- Opening Delimiter -
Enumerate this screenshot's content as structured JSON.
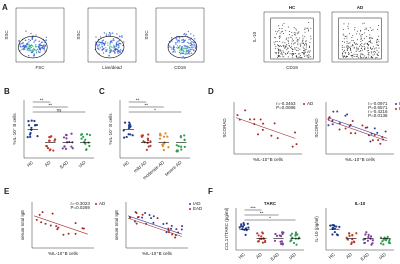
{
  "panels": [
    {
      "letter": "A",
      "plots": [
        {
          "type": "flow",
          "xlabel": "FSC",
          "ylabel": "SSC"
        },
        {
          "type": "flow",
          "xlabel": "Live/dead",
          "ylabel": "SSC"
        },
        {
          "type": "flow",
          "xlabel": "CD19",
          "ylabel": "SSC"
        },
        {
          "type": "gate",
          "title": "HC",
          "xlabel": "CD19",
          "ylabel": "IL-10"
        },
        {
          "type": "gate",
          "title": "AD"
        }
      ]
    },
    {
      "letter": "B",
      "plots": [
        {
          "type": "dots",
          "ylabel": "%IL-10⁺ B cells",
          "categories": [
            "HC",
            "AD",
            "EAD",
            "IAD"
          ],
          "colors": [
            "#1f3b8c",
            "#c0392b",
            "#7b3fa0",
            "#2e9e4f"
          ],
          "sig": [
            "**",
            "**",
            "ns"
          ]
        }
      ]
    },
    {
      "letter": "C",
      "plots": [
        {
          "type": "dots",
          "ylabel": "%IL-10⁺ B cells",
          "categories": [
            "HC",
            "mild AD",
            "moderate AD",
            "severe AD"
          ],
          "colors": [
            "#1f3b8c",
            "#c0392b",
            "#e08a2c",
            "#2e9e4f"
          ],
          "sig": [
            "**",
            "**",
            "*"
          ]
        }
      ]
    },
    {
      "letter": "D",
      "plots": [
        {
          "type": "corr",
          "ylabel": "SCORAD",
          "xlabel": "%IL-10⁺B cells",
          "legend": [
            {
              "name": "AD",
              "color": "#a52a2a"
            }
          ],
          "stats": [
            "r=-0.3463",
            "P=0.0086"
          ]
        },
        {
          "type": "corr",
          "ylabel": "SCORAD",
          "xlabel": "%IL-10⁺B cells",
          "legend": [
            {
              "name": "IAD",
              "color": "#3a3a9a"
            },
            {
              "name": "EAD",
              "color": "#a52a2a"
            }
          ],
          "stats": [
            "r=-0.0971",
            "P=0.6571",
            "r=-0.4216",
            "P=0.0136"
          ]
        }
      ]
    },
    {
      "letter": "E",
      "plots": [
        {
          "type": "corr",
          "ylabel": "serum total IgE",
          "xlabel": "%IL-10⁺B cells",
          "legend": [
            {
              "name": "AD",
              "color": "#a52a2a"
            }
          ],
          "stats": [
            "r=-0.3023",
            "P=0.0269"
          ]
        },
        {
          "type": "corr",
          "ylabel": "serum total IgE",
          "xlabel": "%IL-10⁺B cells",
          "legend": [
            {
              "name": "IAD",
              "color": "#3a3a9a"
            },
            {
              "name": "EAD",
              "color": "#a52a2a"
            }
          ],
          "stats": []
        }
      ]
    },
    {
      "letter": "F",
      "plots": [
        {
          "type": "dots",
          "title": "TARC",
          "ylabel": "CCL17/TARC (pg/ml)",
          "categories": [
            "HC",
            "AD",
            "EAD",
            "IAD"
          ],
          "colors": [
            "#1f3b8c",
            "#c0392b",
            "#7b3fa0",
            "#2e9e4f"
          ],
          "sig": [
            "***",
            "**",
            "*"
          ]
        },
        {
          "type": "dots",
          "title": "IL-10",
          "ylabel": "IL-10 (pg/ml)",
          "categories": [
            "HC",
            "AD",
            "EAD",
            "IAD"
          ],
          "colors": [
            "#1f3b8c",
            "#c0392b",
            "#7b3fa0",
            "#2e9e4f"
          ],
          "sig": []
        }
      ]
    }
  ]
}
- Closing Delimiter -
- Opening Delimiter -
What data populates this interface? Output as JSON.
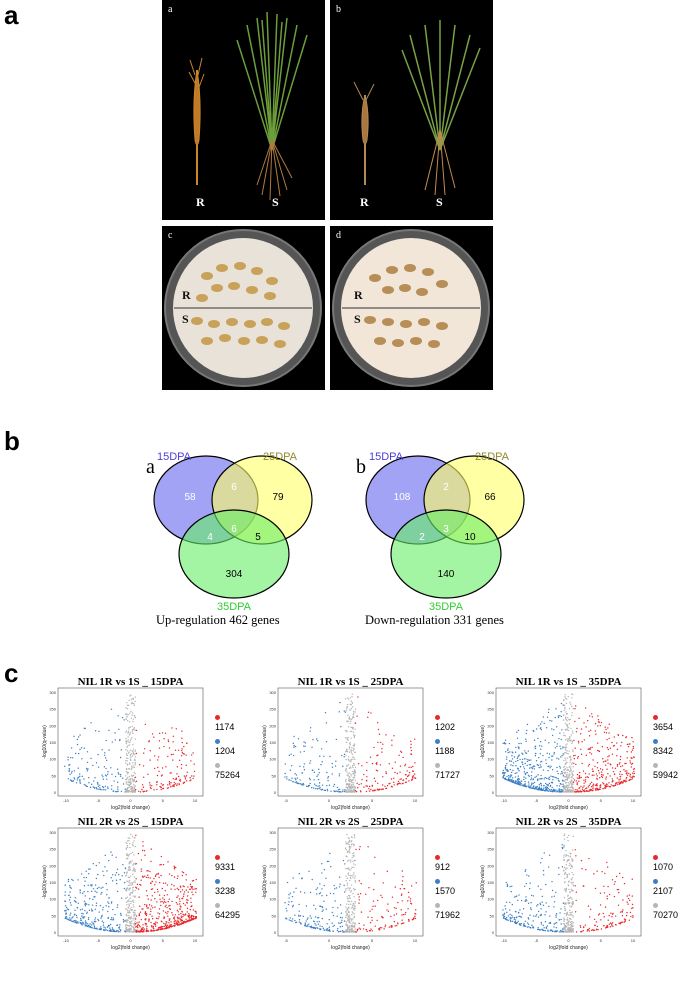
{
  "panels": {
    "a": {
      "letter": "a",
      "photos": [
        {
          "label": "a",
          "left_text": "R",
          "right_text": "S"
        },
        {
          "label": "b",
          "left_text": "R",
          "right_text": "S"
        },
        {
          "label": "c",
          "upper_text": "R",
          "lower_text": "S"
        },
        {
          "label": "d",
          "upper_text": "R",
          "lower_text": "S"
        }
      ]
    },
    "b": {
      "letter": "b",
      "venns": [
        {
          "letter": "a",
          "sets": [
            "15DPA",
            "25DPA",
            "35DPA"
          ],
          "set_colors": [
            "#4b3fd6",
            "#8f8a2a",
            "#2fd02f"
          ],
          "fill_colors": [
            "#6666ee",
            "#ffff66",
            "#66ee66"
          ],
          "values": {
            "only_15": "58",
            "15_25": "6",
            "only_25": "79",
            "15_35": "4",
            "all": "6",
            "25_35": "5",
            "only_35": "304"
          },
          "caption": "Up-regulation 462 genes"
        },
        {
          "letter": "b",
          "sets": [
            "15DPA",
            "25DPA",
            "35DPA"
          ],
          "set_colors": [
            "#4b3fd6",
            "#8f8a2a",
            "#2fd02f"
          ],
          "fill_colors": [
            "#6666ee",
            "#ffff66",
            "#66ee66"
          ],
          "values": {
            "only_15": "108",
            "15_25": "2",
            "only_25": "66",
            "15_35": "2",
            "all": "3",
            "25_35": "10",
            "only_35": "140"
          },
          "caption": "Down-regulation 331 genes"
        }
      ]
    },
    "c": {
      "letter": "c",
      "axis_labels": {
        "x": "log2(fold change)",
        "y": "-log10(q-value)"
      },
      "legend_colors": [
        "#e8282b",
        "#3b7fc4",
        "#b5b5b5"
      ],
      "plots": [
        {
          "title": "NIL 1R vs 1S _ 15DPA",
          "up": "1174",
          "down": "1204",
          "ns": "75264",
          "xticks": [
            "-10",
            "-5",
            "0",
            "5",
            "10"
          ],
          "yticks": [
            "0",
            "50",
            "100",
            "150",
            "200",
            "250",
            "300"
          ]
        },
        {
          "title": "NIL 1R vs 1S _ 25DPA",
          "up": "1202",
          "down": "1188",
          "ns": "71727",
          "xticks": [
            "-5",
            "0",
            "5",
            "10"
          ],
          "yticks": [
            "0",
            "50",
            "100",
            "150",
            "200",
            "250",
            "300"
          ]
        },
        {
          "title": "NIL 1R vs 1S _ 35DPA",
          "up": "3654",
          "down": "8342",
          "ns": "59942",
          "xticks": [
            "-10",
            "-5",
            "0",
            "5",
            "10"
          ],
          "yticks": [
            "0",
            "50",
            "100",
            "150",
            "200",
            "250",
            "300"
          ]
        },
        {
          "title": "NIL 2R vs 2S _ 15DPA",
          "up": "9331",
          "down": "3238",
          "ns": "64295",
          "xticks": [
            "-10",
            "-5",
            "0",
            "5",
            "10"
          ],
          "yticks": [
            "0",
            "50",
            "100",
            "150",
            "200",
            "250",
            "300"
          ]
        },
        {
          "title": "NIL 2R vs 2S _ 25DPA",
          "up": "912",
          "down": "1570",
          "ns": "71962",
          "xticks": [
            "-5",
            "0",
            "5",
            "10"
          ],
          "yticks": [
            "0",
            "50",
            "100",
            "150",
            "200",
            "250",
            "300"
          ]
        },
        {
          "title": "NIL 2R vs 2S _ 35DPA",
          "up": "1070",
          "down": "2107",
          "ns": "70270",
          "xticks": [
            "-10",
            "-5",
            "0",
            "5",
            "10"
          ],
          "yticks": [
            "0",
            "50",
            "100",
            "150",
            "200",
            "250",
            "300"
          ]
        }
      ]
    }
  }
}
- Closing Delimiter -
- Opening Delimiter -
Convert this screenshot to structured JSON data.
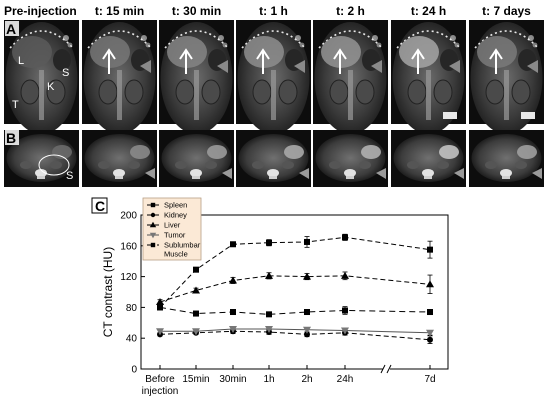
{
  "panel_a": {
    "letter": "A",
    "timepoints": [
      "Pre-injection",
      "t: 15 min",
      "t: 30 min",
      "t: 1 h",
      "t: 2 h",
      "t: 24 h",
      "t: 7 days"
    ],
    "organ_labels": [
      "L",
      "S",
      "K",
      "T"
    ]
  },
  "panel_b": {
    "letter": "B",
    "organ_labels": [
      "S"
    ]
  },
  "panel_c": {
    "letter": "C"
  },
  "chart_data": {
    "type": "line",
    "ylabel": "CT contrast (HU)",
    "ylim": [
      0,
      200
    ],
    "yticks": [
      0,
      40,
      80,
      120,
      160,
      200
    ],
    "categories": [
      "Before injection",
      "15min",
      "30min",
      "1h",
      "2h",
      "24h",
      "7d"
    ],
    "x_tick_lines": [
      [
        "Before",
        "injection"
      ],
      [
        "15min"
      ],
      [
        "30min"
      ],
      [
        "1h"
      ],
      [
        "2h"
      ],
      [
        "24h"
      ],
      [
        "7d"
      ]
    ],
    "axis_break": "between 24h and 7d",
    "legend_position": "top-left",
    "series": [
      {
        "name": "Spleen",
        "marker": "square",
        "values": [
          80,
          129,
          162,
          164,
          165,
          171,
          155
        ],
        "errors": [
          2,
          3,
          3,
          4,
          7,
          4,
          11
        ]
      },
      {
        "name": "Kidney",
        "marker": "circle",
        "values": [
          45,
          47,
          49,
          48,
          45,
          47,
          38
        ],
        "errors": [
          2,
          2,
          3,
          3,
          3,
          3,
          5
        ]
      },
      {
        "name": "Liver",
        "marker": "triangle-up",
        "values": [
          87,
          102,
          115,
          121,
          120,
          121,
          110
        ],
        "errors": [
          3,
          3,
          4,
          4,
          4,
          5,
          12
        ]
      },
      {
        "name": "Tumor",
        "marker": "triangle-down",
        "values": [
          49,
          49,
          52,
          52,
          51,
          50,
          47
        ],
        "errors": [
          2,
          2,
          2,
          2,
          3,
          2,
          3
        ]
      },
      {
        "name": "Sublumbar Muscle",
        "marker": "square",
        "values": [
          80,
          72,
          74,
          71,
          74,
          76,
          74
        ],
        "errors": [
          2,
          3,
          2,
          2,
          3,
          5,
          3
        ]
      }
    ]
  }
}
- Closing Delimiter -
Action item:
Find the string "name" in the data. Report each line it appears in.

Task answer:
              "name": "AD",
              "name": "IAD",
              "name": "EAD",
              "name": "AD",
              "name": "IAD",
              "name": "EAD",
        "name": "Spleen",
        "name": "Kidney",
        "name": "Liver",
        "name": "Tumor",
        "name": "Sublumbar Muscle",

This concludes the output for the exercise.